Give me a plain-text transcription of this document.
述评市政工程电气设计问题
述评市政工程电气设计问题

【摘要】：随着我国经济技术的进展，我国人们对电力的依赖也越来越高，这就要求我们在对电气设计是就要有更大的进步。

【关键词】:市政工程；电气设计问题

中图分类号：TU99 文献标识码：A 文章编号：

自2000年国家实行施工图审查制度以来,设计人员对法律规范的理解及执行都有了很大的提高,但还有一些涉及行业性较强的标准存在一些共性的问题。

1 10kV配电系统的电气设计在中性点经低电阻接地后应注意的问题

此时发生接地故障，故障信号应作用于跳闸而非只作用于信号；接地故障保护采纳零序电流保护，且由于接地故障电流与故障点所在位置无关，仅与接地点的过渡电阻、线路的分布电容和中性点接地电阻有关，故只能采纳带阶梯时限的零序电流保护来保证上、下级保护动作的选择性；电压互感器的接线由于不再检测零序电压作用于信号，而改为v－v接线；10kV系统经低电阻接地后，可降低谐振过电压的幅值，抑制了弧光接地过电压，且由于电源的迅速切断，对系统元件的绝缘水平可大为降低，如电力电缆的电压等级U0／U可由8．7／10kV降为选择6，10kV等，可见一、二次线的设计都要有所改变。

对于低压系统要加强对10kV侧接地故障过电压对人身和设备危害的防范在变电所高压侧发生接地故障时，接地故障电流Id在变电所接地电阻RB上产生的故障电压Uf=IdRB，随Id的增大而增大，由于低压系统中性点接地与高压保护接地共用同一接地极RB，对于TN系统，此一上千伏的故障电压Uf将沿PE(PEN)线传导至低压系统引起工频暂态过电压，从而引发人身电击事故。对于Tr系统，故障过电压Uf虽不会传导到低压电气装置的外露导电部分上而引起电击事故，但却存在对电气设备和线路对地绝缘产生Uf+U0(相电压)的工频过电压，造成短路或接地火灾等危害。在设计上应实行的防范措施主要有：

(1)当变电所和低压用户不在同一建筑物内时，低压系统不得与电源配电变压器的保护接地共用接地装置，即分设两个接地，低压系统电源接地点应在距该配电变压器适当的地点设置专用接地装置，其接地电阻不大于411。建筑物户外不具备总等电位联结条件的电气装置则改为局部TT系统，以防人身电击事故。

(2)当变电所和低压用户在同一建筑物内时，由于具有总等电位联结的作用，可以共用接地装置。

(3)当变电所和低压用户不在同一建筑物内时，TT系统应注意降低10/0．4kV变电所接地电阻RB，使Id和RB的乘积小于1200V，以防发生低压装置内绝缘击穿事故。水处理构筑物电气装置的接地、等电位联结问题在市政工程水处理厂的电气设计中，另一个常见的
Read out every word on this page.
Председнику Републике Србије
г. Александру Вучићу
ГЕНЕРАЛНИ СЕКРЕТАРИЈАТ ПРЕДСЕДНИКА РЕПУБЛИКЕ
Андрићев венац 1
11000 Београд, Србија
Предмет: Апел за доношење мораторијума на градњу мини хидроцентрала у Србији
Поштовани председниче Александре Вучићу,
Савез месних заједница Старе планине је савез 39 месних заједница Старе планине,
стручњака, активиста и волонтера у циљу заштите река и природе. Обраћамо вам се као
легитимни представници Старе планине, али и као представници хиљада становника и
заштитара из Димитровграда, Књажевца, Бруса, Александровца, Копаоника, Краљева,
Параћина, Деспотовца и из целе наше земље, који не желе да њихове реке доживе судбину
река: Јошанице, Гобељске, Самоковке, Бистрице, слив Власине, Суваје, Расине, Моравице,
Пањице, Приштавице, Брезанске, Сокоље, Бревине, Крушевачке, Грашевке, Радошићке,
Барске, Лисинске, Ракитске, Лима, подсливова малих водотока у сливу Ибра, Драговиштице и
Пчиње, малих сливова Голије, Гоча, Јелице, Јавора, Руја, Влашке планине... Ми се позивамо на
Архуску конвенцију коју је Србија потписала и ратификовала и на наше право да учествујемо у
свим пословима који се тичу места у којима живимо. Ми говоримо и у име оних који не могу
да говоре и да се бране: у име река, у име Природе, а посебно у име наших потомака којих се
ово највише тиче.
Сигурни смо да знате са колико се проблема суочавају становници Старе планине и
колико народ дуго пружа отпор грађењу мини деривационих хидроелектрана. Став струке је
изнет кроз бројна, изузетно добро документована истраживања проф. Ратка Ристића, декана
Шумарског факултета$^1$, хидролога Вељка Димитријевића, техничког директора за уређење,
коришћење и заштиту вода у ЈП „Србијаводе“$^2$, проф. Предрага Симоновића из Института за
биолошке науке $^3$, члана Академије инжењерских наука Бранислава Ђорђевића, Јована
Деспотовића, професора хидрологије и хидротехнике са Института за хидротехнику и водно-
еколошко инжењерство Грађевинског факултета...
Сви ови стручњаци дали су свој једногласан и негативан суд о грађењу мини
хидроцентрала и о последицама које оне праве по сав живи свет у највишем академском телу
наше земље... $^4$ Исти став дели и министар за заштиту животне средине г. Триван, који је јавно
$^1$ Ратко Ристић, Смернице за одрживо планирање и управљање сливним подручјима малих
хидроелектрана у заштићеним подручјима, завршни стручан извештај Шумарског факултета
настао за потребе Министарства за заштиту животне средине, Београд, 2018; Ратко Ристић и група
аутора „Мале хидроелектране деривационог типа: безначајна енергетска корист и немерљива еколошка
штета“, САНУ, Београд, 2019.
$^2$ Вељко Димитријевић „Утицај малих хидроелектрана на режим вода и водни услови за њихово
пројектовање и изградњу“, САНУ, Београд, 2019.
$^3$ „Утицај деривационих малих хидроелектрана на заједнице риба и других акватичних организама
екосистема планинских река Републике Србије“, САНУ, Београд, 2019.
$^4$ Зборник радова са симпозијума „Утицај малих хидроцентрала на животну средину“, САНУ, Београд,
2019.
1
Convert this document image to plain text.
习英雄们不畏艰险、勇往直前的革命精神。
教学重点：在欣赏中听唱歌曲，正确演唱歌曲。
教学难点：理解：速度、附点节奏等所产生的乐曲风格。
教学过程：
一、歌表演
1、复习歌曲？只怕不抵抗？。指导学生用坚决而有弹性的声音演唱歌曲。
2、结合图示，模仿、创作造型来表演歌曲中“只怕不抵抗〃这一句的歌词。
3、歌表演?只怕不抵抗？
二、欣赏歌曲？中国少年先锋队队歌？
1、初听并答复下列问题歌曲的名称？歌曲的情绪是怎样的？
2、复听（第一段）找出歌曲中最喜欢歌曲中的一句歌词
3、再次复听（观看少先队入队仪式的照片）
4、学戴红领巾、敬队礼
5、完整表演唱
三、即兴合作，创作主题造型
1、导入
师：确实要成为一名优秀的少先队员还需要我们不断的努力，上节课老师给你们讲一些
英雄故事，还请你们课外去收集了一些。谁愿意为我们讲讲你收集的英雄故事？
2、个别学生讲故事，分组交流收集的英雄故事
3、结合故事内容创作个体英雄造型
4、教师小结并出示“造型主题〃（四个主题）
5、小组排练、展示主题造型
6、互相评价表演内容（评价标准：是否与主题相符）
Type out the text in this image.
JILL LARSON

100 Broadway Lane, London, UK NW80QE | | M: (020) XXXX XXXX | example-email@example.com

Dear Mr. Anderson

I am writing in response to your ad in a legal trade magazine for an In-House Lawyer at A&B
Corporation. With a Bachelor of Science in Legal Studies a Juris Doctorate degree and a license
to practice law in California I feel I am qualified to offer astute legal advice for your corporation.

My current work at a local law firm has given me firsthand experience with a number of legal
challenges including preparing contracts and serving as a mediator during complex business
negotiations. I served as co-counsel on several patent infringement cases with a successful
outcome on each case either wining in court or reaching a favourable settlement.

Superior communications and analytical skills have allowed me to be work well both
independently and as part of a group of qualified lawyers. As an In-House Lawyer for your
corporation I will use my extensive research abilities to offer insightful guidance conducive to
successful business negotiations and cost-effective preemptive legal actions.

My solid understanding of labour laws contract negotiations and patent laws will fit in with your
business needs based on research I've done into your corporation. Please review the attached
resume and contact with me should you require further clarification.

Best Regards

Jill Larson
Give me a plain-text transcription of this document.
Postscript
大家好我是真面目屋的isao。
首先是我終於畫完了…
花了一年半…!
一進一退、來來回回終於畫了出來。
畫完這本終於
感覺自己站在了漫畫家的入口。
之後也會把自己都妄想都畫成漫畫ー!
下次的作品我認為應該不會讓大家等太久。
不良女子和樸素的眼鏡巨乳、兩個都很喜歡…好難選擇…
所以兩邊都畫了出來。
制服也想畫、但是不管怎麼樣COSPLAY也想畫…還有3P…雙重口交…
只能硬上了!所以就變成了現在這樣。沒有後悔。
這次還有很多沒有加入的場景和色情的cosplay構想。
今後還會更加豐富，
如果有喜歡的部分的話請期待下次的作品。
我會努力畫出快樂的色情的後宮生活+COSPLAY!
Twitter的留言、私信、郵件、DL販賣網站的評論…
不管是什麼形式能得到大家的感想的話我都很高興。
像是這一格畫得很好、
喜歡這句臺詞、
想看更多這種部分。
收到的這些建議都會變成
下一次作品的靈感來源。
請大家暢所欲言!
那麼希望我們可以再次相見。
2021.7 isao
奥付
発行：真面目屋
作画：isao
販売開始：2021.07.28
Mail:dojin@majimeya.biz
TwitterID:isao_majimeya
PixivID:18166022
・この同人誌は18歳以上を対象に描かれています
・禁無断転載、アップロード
━━━━━━━━━━━━━━━━━━━━
== Given instruction ==
List every line from the entries above in which "Вучићу" appears.

== Result ==
г. Александру Вучићу
Поштовани председниче Александре Вучићу,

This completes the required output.